_DIRECTION_
Write the data below out exactly as it stands. Do not include the pictures.

··· THE RECORDS ···

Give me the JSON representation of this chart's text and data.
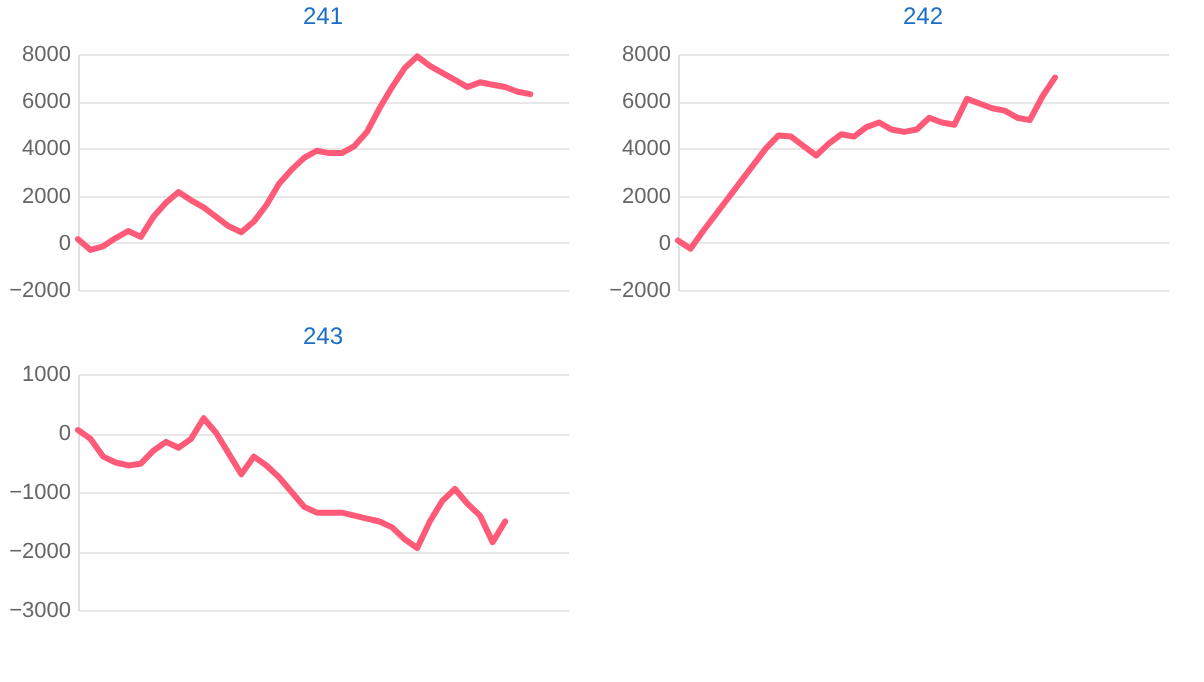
{
  "chart_data": [
    {
      "type": "line",
      "title": "241",
      "categories": [
        null,
        null,
        null,
        null,
        null,
        null,
        null,
        null,
        null,
        null,
        null,
        null,
        null,
        null,
        null,
        null,
        null,
        null,
        null,
        null,
        null,
        null,
        null,
        null,
        null,
        null,
        null,
        null,
        null,
        null,
        null,
        null,
        null,
        null,
        null,
        null,
        null,
        null,
        null,
        null
      ],
      "series": [
        {
          "color": "#ff5a78",
          "values": [
            150,
            -300,
            -150,
            200,
            500,
            250,
            1100,
            1700,
            2150,
            1800,
            1500,
            1100,
            700,
            450,
            900,
            1600,
            2500,
            3100,
            3600,
            3900,
            3800,
            3800,
            4100,
            4700,
            5700,
            6600,
            7400,
            7900,
            7500,
            7200,
            6900,
            6600,
            6800,
            6700,
            6600,
            6400,
            6300,
            null,
            null,
            null
          ]
        }
      ],
      "ylim": [
        -2000,
        8000
      ],
      "yticks": [
        -2000,
        0,
        2000,
        4000,
        6000,
        8000
      ],
      "grid": "y",
      "tick_labels": "y"
    },
    {
      "type": "line",
      "title": "242",
      "categories": [
        null,
        null,
        null,
        null,
        null,
        null,
        null,
        null,
        null,
        null,
        null,
        null,
        null,
        null,
        null,
        null,
        null,
        null,
        null,
        null,
        null,
        null,
        null,
        null,
        null,
        null,
        null,
        null,
        null,
        null,
        null,
        null,
        null,
        null,
        null,
        null,
        null,
        null,
        null,
        null
      ],
      "series": [
        {
          "color": "#ff5a78",
          "values": [
            100,
            -250,
            500,
            1200,
            1900,
            2600,
            3300,
            4000,
            4550,
            4500,
            4100,
            3700,
            4200,
            4600,
            4500,
            4900,
            5100,
            4800,
            4700,
            4800,
            5300,
            5100,
            5000,
            6100,
            5900,
            5700,
            5600,
            5300,
            5200,
            6200,
            7000,
            null,
            null,
            null,
            null,
            null,
            null,
            null,
            null,
            null
          ]
        }
      ],
      "ylim": [
        -2000,
        8000
      ],
      "yticks": [
        -2000,
        0,
        2000,
        4000,
        6000,
        8000
      ],
      "grid": "y",
      "tick_labels": "y"
    },
    {
      "type": "line",
      "title": "243",
      "categories": [
        null,
        null,
        null,
        null,
        null,
        null,
        null,
        null,
        null,
        null,
        null,
        null,
        null,
        null,
        null,
        null,
        null,
        null,
        null,
        null,
        null,
        null,
        null,
        null,
        null,
        null,
        null,
        null,
        null,
        null,
        null,
        null,
        null,
        null,
        null,
        null,
        null,
        null,
        null,
        null
      ],
      "series": [
        {
          "color": "#ff5a78",
          "values": [
            50,
            -100,
            -400,
            -500,
            -550,
            -520,
            -300,
            -150,
            -250,
            -100,
            250,
            0,
            -350,
            -700,
            -400,
            -550,
            -750,
            -1000,
            -1250,
            -1350,
            -1350,
            -1350,
            -1400,
            -1450,
            -1500,
            -1600,
            -1800,
            -1950,
            -1500,
            -1150,
            -950,
            -1200,
            -1400,
            -1850,
            -1500,
            null,
            null,
            null,
            null,
            null
          ]
        }
      ],
      "ylim": [
        -3000,
        1000
      ],
      "yticks": [
        -3000,
        -2000,
        -1000,
        0,
        1000
      ],
      "grid": "y",
      "tick_labels": "y"
    }
  ]
}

···

_THE REPLY_
Give me the JSON representation of this chart's text and data.
{
  "chart_data": [
    {
      "type": "line",
      "title": "241",
      "categories": [
        null,
        null,
        null,
        null,
        null,
        null,
        null,
        null,
        null,
        null,
        null,
        null,
        null,
        null,
        null,
        null,
        null,
        null,
        null,
        null,
        null,
        null,
        null,
        null,
        null,
        null,
        null,
        null,
        null,
        null,
        null,
        null,
        null,
        null,
        null,
        null,
        null,
        null,
        null,
        null
      ],
      "series": [
        {
          "color": "#ff5a78",
          "values": [
            150,
            -300,
            -150,
            200,
            500,
            250,
            1100,
            1700,
            2150,
            1800,
            1500,
            1100,
            700,
            450,
            900,
            1600,
            2500,
            3100,
            3600,
            3900,
            3800,
            3800,
            4100,
            4700,
            5700,
            6600,
            7400,
            7900,
            7500,
            7200,
            6900,
            6600,
            6800,
            6700,
            6600,
            6400,
            6300,
            null,
            null,
            null
          ]
        }
      ],
      "ylim": [
        -2000,
        8000
      ],
      "yticks": [
        -2000,
        0,
        2000,
        4000,
        6000,
        8000
      ],
      "grid": "y",
      "tick_labels": "y"
    },
    {
      "type": "line",
      "title": "242",
      "categories": [
        null,
        null,
        null,
        null,
        null,
        null,
        null,
        null,
        null,
        null,
        null,
        null,
        null,
        null,
        null,
        null,
        null,
        null,
        null,
        null,
        null,
        null,
        null,
        null,
        null,
        null,
        null,
        null,
        null,
        null,
        null,
        null,
        null,
        null,
        null,
        null,
        null,
        null,
        null,
        null
      ],
      "series": [
        {
          "color": "#ff5a78",
          "values": [
            100,
            -250,
            500,
            1200,
            1900,
            2600,
            3300,
            4000,
            4550,
            4500,
            4100,
            3700,
            4200,
            4600,
            4500,
            4900,
            5100,
            4800,
            4700,
            4800,
            5300,
            5100,
            5000,
            6100,
            5900,
            5700,
            5600,
            5300,
            5200,
            6200,
            7000,
            null,
            null,
            null,
            null,
            null,
            null,
            null,
            null,
            null
          ]
        }
      ],
      "ylim": [
        -2000,
        8000
      ],
      "yticks": [
        -2000,
        0,
        2000,
        4000,
        6000,
        8000
      ],
      "grid": "y",
      "tick_labels": "y"
    },
    {
      "type": "line",
      "title": "243",
      "categories": [
        null,
        null,
        null,
        null,
        null,
        null,
        null,
        null,
        null,
        null,
        null,
        null,
        null,
        null,
        null,
        null,
        null,
        null,
        null,
        null,
        null,
        null,
        null,
        null,
        null,
        null,
        null,
        null,
        null,
        null,
        null,
        null,
        null,
        null,
        null,
        null,
        null,
        null,
        null,
        null
      ],
      "series": [
        {
          "color": "#ff5a78",
          "values": [
            50,
            -100,
            -400,
            -500,
            -550,
            -520,
            -300,
            -150,
            -250,
            -100,
            250,
            0,
            -350,
            -700,
            -400,
            -550,
            -750,
            -1000,
            -1250,
            -1350,
            -1350,
            -1350,
            -1400,
            -1450,
            -1500,
            -1600,
            -1800,
            -1950,
            -1500,
            -1150,
            -950,
            -1200,
            -1400,
            -1850,
            -1500,
            null,
            null,
            null,
            null,
            null
          ]
        }
      ],
      "ylim": [
        -3000,
        1000
      ],
      "yticks": [
        -3000,
        -2000,
        -1000,
        0,
        1000
      ],
      "grid": "y",
      "tick_labels": "y"
    }
  ]
}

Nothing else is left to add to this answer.